[Work instructions]: Reproduce all of the listing below without alteration.

[Records supplied]:
-- Opening Marker --

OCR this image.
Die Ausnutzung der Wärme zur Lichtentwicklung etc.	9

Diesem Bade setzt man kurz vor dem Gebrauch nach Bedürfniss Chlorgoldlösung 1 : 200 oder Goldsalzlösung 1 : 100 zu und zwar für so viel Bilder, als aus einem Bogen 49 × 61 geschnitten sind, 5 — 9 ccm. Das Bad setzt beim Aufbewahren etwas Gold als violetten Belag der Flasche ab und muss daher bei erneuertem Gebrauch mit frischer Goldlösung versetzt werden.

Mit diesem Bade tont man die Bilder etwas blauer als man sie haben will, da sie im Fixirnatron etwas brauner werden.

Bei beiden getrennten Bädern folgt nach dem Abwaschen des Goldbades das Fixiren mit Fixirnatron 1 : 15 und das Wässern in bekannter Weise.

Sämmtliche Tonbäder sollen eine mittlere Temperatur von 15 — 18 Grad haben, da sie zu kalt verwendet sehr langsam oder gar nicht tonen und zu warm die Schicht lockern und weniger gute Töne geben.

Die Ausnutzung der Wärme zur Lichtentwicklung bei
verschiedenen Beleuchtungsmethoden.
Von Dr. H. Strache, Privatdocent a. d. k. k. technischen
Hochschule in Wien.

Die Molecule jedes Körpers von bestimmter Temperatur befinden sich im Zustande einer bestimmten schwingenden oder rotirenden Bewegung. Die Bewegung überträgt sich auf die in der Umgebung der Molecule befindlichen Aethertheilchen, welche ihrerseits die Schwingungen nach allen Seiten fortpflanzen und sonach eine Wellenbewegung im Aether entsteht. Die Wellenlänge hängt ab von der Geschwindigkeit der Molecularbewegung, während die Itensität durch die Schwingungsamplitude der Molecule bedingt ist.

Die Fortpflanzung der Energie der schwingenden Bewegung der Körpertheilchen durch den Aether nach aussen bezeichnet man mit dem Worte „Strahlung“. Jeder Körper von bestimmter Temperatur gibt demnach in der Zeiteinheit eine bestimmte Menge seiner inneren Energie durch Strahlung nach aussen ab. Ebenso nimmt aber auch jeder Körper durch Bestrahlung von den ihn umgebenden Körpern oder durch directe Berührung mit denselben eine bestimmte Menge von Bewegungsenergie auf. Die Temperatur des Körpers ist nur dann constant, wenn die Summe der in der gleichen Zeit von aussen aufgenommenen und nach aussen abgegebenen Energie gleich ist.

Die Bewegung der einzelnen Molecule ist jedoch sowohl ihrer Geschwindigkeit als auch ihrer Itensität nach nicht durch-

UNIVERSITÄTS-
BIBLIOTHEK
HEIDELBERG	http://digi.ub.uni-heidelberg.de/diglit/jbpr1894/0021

-- Closing Marker --

[Solution to the problem]:
OCR this image.
Die Ausnutzung der Wärme zur Lichtentwicklung etc.	9

Diesem Bade setzt man kurz vor dem Gebrauch nach Bedürfniss Chlorgoldlösung 1 : 200 oder Goldsalzlösung 1 : 100 zu und zwar für so viel Bilder, als aus einem Bogen 49 × 61 geschnitten sind, 5 — 9 ccm. Das Bad setzt beim Aufbewahren etwas Gold als violetten Belag der Flasche ab und muss daher bei erneuertem Gebrauch mit frischer Goldlösung versetzt werden.

Mit diesem Bade tont man die Bilder etwas blauer als man sie haben will, da sie im Fixirnatron etwas brauner werden.

Bei beiden getrennten Bädern folgt nach dem Abwaschen des Goldbades das Fixiren mit Fixirnatron 1 : 15 und das Wässern in bekannter Weise.

Sämmtliche Tonbäder sollen eine mittlere Temperatur von 15 — 18 Grad haben, da sie zu kalt verwendet sehr langsam oder gar nicht tonen und zu warm die Schicht lockern und weniger gute Töne geben.

Die Ausnutzung der Wärme zur Lichtentwicklung bei
verschiedenen Beleuchtungsmethoden.
Von Dr. H. Strache, Privatdocent a. d. k. k. technischen
Hochschule in Wien.

Die Molecule jedes Körpers von bestimmter Temperatur befinden sich im Zustande einer bestimmten schwingenden oder rotirenden Bewegung. Die Bewegung überträgt sich auf die in der Umgebung der Molecule befindlichen Aethertheilchen, welche ihrerseits die Schwingungen nach allen Seiten fortpflanzen und sonach eine Wellenbewegung im Aether entsteht. Die Wellenlänge hängt ab von der Geschwindigkeit der Molecularbewegung, während die Itensität durch die Schwingungsamplitude der Molecule bedingt ist.

Die Fortpflanzung der Energie der schwingenden Bewegung der Körpertheilchen durch den Aether nach aussen bezeichnet man mit dem Worte „Strahlung“. Jeder Körper von bestimmter Temperatur gibt demnach in der Zeiteinheit eine bestimmte Menge seiner inneren Energie durch Strahlung nach aussen ab. Ebenso nimmt aber auch jeder Körper durch Bestrahlung von den ihn umgebenden Körpern oder durch directe Berührung mit denselben eine bestimmte Menge von Bewegungsenergie auf. Die Temperatur des Körpers ist nur dann constant, wenn die Summe der in der gleichen Zeit von aussen aufgenommenen und nach aussen abgegebenen Energie gleich ist.

Die Bewegung der einzelnen Molecule ist jedoch sowohl ihrer Geschwindigkeit als auch ihrer Itensität nach nicht durch-

UNIVERSITÄTS-
BIBLIOTHEK
HEIDELBERG	http://digi.ub.uni-heidelberg.de/diglit/jbpr1894/0021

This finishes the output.